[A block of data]

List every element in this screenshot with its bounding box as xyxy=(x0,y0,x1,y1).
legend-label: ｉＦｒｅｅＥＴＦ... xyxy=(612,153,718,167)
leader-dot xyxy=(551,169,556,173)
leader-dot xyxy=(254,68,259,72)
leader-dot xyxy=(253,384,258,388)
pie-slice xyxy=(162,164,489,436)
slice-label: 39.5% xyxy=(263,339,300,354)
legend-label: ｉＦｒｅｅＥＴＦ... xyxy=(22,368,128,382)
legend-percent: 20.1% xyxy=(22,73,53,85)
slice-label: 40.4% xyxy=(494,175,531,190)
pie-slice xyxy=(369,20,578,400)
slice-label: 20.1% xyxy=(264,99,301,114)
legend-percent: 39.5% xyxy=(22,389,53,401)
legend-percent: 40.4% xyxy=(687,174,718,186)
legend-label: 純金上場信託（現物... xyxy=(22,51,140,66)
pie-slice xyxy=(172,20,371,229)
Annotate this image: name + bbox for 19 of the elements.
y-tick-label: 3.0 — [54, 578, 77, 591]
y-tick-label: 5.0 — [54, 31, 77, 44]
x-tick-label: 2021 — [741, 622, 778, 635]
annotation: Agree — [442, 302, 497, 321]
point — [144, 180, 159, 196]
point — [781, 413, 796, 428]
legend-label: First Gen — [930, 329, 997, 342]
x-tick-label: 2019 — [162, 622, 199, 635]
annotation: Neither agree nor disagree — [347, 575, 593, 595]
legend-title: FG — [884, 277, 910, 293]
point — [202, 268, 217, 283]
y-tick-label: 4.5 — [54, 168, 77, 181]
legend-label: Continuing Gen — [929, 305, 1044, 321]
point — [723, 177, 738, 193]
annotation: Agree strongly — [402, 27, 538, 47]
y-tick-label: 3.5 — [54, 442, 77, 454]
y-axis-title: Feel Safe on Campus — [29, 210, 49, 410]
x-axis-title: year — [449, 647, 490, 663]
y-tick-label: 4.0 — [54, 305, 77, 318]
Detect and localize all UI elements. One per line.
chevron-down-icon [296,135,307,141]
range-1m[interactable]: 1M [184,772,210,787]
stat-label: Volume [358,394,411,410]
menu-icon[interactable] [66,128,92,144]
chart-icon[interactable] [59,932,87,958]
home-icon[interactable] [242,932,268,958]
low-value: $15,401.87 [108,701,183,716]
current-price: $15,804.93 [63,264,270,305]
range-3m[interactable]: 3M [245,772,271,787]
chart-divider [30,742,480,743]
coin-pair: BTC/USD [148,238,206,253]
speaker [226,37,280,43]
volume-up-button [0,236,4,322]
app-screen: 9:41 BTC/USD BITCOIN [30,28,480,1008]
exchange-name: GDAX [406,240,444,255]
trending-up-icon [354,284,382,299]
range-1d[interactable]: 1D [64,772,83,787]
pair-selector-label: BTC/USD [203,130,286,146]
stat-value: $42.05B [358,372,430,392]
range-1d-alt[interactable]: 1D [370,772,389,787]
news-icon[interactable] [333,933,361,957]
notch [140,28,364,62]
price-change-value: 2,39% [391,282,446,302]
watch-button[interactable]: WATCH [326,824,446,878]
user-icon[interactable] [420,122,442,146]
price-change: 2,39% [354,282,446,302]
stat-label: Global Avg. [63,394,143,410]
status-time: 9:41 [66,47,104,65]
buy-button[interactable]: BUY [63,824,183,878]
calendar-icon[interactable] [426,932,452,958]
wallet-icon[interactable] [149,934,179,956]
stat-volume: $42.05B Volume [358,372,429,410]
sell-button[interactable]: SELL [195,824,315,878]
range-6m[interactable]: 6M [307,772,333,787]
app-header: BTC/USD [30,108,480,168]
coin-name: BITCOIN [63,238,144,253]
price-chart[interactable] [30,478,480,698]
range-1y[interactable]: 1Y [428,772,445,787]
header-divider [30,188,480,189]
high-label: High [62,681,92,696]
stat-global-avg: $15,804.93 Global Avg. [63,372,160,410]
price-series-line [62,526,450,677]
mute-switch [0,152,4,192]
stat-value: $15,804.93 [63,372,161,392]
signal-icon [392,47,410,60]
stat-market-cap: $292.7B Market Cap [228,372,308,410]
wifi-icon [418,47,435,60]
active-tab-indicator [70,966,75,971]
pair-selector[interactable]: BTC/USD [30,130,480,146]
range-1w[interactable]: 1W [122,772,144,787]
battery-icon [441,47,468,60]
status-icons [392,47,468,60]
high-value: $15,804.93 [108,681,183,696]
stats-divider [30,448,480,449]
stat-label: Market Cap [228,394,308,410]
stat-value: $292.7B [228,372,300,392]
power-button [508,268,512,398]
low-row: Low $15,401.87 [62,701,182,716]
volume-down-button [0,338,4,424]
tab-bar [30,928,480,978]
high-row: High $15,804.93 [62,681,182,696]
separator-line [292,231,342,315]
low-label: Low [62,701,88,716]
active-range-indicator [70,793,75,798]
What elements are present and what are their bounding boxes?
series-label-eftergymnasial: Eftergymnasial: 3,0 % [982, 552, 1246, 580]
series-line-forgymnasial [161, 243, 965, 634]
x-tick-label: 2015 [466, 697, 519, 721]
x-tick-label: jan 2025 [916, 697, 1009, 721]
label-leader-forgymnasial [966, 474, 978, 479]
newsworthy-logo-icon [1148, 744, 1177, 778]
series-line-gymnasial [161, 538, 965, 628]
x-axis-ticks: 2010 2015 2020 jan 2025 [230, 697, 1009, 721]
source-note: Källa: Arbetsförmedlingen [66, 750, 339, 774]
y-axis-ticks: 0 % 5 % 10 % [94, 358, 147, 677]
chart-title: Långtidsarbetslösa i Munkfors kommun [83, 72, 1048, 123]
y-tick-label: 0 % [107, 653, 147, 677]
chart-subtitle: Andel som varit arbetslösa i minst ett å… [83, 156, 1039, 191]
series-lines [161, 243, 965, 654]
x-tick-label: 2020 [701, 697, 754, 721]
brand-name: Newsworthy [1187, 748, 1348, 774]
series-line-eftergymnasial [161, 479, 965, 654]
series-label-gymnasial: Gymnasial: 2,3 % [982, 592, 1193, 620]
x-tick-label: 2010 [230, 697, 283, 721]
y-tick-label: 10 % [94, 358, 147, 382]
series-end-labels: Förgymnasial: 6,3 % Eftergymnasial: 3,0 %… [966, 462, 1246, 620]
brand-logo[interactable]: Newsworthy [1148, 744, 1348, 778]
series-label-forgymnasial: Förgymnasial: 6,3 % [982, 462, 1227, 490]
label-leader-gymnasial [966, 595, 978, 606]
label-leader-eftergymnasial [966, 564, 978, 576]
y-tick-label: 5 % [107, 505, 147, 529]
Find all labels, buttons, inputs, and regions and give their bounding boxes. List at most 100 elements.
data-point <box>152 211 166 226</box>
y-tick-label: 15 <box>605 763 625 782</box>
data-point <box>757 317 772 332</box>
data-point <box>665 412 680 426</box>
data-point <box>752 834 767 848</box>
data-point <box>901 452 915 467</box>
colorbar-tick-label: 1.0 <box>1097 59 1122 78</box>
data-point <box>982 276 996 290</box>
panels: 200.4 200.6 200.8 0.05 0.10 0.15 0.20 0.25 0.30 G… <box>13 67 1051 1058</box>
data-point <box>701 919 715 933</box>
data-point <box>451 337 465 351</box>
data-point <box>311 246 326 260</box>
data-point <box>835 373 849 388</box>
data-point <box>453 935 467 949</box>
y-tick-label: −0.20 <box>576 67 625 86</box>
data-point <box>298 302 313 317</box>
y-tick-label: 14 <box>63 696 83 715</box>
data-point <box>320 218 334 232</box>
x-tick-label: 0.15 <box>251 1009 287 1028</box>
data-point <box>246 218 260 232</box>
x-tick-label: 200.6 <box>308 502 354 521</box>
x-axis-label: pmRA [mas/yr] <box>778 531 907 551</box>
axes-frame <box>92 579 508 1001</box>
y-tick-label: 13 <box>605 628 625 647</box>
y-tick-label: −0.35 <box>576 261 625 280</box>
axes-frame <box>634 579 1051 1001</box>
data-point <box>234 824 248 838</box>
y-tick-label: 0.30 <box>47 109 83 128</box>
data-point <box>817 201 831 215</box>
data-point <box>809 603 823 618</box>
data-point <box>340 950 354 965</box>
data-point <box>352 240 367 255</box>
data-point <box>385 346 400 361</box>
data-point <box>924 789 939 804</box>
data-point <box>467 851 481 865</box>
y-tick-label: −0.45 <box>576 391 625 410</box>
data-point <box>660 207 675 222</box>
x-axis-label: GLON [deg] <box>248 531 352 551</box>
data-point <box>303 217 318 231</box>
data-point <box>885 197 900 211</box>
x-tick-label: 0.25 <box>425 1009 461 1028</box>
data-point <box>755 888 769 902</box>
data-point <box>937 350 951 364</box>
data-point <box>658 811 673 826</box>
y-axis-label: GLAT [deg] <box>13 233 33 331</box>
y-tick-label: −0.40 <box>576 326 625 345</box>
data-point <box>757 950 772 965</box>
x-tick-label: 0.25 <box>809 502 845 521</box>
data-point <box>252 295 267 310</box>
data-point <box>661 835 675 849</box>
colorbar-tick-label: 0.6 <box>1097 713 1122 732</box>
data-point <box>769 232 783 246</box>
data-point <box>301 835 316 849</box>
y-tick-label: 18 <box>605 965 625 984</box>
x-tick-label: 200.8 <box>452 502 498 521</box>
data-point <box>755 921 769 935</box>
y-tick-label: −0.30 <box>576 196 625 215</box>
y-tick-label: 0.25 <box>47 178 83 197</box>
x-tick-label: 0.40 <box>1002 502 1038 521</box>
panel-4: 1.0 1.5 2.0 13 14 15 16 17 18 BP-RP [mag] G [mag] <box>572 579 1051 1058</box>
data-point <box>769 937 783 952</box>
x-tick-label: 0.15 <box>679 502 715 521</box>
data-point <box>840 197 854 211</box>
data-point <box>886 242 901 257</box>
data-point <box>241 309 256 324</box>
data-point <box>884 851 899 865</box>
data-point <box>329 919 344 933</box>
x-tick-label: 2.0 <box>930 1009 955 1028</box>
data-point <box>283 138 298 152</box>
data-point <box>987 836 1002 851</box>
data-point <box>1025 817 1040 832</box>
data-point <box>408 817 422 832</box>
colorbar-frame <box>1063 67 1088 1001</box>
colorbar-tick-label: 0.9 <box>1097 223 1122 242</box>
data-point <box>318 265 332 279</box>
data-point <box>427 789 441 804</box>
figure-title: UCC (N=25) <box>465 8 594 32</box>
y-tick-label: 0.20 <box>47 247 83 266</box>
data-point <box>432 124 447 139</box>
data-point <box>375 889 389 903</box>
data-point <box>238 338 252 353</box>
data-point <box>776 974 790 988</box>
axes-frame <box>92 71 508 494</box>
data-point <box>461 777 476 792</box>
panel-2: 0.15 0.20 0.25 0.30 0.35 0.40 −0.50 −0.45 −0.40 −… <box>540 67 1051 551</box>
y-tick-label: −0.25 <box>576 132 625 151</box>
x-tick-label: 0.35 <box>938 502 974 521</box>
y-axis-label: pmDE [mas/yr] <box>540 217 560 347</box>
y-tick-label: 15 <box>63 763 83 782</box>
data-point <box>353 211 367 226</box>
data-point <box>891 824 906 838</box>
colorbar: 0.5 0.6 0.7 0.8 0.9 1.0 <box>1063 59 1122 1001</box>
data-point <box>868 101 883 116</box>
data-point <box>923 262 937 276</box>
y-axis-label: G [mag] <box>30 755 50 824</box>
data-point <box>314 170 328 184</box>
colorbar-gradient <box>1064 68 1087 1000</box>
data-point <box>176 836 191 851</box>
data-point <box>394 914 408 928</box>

*DIRECTION*: Please report how many lines of the entries above contain the string "header" with matching case. Give only the number.

*WRITTEN RESPONSE*: 2